** EXERCISE TASK **
Scan the following material for the string "allows" and copy each line in which it appears.

** PROVIDED RECORDS **
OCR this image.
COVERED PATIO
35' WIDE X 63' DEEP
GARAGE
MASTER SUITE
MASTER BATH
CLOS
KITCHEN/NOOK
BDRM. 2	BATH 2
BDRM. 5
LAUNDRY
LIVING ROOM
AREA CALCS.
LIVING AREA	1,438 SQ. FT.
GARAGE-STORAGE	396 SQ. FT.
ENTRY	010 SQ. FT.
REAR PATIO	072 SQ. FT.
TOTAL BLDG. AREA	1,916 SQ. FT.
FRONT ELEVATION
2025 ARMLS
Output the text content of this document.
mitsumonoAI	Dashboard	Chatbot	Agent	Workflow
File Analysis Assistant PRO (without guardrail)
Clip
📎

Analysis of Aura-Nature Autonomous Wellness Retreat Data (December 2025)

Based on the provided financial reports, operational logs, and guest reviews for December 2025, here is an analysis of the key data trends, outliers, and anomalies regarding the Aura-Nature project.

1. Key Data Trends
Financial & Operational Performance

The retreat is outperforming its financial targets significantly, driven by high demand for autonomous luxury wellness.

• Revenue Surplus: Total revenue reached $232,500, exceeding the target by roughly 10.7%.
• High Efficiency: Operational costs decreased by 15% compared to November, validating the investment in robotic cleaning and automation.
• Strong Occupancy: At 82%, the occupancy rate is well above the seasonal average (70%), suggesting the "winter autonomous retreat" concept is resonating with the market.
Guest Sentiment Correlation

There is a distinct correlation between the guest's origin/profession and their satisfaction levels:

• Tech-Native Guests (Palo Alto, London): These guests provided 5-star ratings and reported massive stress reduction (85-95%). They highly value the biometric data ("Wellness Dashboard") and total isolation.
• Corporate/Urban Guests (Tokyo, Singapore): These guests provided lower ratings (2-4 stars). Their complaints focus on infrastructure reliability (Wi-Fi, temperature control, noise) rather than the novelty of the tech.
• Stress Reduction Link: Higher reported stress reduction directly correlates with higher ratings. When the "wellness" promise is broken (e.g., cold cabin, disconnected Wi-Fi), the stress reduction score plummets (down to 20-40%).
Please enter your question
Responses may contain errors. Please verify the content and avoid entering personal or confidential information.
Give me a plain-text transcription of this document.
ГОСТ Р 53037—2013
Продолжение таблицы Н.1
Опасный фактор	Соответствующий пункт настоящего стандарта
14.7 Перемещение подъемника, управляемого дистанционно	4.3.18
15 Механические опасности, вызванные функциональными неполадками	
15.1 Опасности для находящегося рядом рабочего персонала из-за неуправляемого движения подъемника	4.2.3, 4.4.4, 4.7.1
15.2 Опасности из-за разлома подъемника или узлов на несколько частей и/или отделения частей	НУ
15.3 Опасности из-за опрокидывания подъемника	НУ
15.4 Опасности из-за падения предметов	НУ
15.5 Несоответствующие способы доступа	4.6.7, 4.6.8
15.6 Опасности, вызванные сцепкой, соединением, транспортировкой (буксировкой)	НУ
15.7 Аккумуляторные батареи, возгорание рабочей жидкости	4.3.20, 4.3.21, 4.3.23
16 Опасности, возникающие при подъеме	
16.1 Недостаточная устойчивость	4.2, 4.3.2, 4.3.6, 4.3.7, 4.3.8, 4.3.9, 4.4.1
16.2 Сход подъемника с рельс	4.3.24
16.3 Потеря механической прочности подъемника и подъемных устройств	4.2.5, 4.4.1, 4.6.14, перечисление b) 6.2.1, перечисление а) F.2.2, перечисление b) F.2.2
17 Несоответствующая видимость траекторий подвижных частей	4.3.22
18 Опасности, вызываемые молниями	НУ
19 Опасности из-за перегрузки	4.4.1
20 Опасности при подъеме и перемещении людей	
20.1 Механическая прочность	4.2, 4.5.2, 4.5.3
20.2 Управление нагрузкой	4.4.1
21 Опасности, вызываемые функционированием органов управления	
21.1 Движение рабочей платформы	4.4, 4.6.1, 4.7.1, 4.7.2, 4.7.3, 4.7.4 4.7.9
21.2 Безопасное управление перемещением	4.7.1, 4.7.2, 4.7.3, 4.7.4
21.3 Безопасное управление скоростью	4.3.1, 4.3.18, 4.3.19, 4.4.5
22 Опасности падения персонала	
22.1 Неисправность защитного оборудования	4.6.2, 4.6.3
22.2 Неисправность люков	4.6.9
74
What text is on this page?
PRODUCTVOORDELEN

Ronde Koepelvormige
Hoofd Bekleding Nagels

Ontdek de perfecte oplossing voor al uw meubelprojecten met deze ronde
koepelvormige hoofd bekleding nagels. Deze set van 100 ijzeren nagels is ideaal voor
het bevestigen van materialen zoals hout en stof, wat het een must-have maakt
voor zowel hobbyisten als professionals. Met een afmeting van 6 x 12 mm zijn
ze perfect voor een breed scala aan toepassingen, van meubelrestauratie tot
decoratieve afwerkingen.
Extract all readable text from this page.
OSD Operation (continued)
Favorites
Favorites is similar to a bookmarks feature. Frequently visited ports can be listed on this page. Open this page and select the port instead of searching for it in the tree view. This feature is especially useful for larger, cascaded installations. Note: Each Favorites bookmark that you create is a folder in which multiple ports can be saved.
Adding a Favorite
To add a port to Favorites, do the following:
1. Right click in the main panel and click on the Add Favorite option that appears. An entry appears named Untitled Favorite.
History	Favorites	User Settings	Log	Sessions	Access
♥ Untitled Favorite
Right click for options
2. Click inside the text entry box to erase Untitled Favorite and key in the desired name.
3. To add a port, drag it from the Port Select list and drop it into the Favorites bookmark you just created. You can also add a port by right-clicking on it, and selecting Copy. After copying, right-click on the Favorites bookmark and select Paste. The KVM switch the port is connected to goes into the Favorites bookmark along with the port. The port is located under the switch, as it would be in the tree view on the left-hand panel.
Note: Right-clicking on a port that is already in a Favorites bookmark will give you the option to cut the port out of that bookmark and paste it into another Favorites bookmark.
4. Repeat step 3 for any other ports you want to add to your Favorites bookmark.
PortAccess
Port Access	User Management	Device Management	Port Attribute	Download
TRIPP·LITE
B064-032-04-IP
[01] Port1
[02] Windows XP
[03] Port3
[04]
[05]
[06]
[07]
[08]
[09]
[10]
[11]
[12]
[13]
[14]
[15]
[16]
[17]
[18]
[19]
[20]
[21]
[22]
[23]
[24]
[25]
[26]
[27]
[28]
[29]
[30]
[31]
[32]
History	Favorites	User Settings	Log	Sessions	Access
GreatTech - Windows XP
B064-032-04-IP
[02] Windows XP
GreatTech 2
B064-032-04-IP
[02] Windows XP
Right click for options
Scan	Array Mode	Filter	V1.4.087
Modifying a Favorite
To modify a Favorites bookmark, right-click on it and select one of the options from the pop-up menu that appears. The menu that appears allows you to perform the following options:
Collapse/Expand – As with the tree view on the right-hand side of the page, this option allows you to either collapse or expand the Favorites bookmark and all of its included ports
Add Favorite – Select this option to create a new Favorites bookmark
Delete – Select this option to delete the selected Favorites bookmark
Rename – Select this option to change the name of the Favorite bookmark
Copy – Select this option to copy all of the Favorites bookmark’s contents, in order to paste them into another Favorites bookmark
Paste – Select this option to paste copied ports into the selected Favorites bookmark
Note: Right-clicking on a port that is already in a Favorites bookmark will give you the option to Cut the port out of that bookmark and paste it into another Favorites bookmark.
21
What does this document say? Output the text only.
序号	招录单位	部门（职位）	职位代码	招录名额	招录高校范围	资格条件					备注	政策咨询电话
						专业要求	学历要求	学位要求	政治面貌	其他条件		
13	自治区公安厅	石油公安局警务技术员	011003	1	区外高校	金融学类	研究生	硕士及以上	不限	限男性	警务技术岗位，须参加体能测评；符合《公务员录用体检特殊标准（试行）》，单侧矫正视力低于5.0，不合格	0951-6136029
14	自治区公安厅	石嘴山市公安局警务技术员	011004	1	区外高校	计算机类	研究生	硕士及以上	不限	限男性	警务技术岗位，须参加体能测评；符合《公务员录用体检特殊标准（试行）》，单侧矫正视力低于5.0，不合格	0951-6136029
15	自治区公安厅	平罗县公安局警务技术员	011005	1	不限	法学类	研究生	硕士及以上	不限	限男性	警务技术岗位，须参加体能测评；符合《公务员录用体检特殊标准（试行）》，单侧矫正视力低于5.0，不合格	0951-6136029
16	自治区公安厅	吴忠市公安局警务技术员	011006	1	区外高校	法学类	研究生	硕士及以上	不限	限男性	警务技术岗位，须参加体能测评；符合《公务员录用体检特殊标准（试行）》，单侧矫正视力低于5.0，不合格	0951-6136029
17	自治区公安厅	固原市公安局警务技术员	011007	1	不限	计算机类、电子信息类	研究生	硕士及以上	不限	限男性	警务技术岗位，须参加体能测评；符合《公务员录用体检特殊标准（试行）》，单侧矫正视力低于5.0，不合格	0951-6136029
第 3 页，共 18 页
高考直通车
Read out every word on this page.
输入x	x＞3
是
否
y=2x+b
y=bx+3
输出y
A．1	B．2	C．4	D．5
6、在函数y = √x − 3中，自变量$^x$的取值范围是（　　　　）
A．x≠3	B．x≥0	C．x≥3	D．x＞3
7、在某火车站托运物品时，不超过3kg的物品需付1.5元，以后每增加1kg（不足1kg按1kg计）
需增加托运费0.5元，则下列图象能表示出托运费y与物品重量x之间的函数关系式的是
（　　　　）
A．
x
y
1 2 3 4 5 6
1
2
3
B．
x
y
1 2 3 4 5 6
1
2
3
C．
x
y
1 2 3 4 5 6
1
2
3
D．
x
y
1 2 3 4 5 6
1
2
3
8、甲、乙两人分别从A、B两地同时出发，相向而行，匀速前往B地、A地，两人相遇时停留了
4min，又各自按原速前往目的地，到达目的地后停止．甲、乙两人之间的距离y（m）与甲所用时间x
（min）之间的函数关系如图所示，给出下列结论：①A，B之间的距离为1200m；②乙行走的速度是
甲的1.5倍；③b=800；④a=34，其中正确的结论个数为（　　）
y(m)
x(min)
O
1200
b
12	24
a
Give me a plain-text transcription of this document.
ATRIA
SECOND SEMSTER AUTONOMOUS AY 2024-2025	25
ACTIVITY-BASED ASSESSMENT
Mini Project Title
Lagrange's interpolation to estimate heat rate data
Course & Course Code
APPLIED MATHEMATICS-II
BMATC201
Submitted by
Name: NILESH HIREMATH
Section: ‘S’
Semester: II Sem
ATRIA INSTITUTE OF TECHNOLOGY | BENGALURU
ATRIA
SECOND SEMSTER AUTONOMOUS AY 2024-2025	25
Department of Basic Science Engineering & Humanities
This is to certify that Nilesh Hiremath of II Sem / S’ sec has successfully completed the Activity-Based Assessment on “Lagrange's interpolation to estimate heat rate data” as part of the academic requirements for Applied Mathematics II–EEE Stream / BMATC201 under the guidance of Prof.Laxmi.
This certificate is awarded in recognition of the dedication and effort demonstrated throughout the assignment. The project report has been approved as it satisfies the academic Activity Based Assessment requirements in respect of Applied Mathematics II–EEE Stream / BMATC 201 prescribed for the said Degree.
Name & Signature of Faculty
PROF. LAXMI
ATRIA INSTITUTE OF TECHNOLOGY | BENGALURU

** RESULT OF THE EXERCISE **
To modify a Favorites bookmark, right-click on it and select one of the options from the pop-up menu that appears. The menu that appears allows you to perform the following options:
Collapse/Expand – As with the tree view on the right-hand side of the page, this option allows you to either collapse or expand the Favorites bookmark and all of its included ports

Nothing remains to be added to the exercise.